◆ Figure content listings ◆
○ ○ ○ ○

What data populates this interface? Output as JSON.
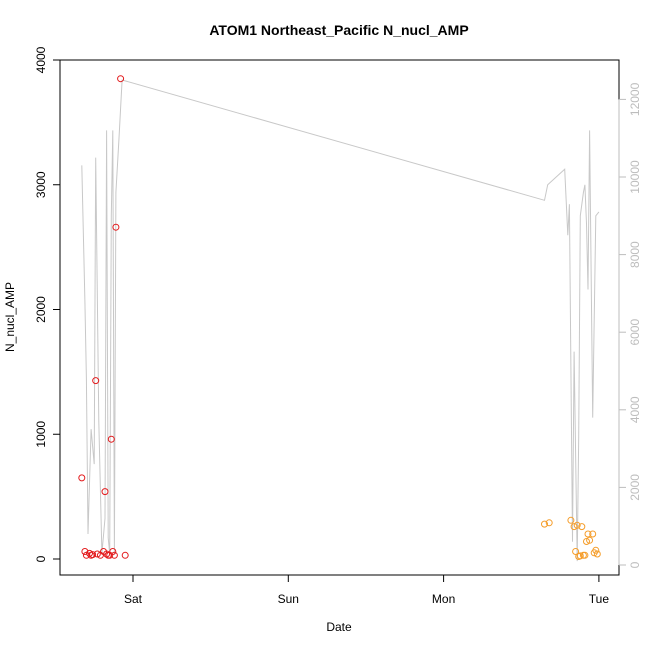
{
  "chart_data": {
    "type": "scatter",
    "title": "ATOM1 Northeast_Pacific N_nucl_AMP",
    "xlabel": "Date",
    "ylabel": "N_nucl_AMP",
    "x_ticks": [
      "Sat",
      "Sun",
      "Mon",
      "Tue"
    ],
    "x_range_days": [
      -0.4,
      3.05
    ],
    "ylim": [
      0,
      4000
    ],
    "y_ticks": [
      "0",
      "1000",
      "2000",
      "3000",
      "4000"
    ],
    "y2lim": [
      0,
      13000
    ],
    "y2_ticks": [
      "0",
      "2000",
      "4000",
      "6000",
      "8000",
      "10000",
      "12000"
    ],
    "colors": {
      "series_red": "#e31a1c",
      "series_orange": "#f59d2a",
      "secondary_line": "#c8c8c8",
      "right_axis": "#bdbdbd"
    },
    "series": [
      {
        "color": "#e31a1c",
        "x": [
          -0.33,
          -0.31,
          -0.3,
          -0.28,
          -0.27,
          -0.26,
          -0.24,
          -0.23,
          -0.21,
          -0.19,
          -0.18,
          -0.17,
          -0.16,
          -0.15,
          -0.14,
          -0.13,
          -0.12,
          -0.11,
          -0.08,
          -0.05
        ],
        "y": [
          650,
          60,
          30,
          45,
          30,
          35,
          1430,
          40,
          30,
          60,
          540,
          40,
          30,
          30,
          960,
          60,
          30,
          2660,
          3850,
          30
        ]
      },
      {
        "color": "#f59d2a",
        "x": [
          2.65,
          2.68,
          2.82,
          2.84,
          2.85,
          2.86,
          2.87,
          2.88,
          2.89,
          2.9,
          2.91,
          2.92,
          2.93,
          2.94,
          2.96,
          2.97,
          2.98,
          2.99
        ],
        "y": [
          280,
          290,
          310,
          260,
          60,
          270,
          20,
          25,
          260,
          30,
          30,
          140,
          200,
          150,
          200,
          50,
          70,
          40
        ]
      },
      {
        "color": "#c8c8c8",
        "axis": "right",
        "x": [
          -0.33,
          -0.31,
          -0.3,
          -0.29,
          -0.27,
          -0.25,
          -0.24,
          -0.22,
          -0.2,
          -0.18,
          -0.17,
          -0.16,
          -0.15,
          -0.14,
          -0.13,
          -0.12,
          -0.11,
          -0.09,
          -0.07,
          2.65,
          2.67,
          2.78,
          2.8,
          2.81,
          2.83,
          2.84,
          2.86,
          2.87,
          2.88,
          2.9,
          2.91,
          2.92,
          2.93,
          2.94,
          2.96,
          2.98,
          3.0
        ],
        "y": [
          10300,
          6800,
          4800,
          800,
          3500,
          2600,
          10500,
          3700,
          300,
          1200,
          11200,
          700,
          300,
          9000,
          11200,
          300,
          9600,
          11000,
          12500,
          9400,
          9800,
          10200,
          8500,
          9300,
          600,
          5500,
          100,
          3300,
          9000,
          9600,
          9800,
          8800,
          7100,
          11200,
          3800,
          9000,
          9100
        ]
      }
    ]
  }
}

○ ○ ○ ○

◆ JOB ◆
Each entry should be repeated exactly as it appears; the pictures stay out.

◆ RESULT FOR THIS EXERCISE ◆
What data populates this interface? Output as JSON.
{
  "chart_data": {
    "type": "scatter",
    "title": "ATOM1 Northeast_Pacific N_nucl_AMP",
    "xlabel": "Date",
    "ylabel": "N_nucl_AMP",
    "x_ticks": [
      "Sat",
      "Sun",
      "Mon",
      "Tue"
    ],
    "x_range_days": [
      -0.4,
      3.05
    ],
    "ylim": [
      0,
      4000
    ],
    "y_ticks": [
      "0",
      "1000",
      "2000",
      "3000",
      "4000"
    ],
    "y2lim": [
      0,
      13000
    ],
    "y2_ticks": [
      "0",
      "2000",
      "4000",
      "6000",
      "8000",
      "10000",
      "12000"
    ],
    "colors": {
      "series_red": "#e31a1c",
      "series_orange": "#f59d2a",
      "secondary_line": "#c8c8c8",
      "right_axis": "#bdbdbd"
    },
    "series": [
      {
        "color": "#e31a1c",
        "x": [
          -0.33,
          -0.31,
          -0.3,
          -0.28,
          -0.27,
          -0.26,
          -0.24,
          -0.23,
          -0.21,
          -0.19,
          -0.18,
          -0.17,
          -0.16,
          -0.15,
          -0.14,
          -0.13,
          -0.12,
          -0.11,
          -0.08,
          -0.05
        ],
        "y": [
          650,
          60,
          30,
          45,
          30,
          35,
          1430,
          40,
          30,
          60,
          540,
          40,
          30,
          30,
          960,
          60,
          30,
          2660,
          3850,
          30
        ]
      },
      {
        "color": "#f59d2a",
        "x": [
          2.65,
          2.68,
          2.82,
          2.84,
          2.85,
          2.86,
          2.87,
          2.88,
          2.89,
          2.9,
          2.91,
          2.92,
          2.93,
          2.94,
          2.96,
          2.97,
          2.98,
          2.99
        ],
        "y": [
          280,
          290,
          310,
          260,
          60,
          270,
          20,
          25,
          260,
          30,
          30,
          140,
          200,
          150,
          200,
          50,
          70,
          40
        ]
      },
      {
        "color": "#c8c8c8",
        "axis": "right",
        "x": [
          -0.33,
          -0.31,
          -0.3,
          -0.29,
          -0.27,
          -0.25,
          -0.24,
          -0.22,
          -0.2,
          -0.18,
          -0.17,
          -0.16,
          -0.15,
          -0.14,
          -0.13,
          -0.12,
          -0.11,
          -0.09,
          -0.07,
          2.65,
          2.67,
          2.78,
          2.8,
          2.81,
          2.83,
          2.84,
          2.86,
          2.87,
          2.88,
          2.9,
          2.91,
          2.92,
          2.93,
          2.94,
          2.96,
          2.98,
          3.0
        ],
        "y": [
          10300,
          6800,
          4800,
          800,
          3500,
          2600,
          10500,
          3700,
          300,
          1200,
          11200,
          700,
          300,
          9000,
          11200,
          300,
          9600,
          11000,
          12500,
          9400,
          9800,
          10200,
          8500,
          9300,
          600,
          5500,
          100,
          3300,
          9000,
          9600,
          9800,
          8800,
          7100,
          11200,
          3800,
          9000,
          9100
        ]
      }
    ]
  }
}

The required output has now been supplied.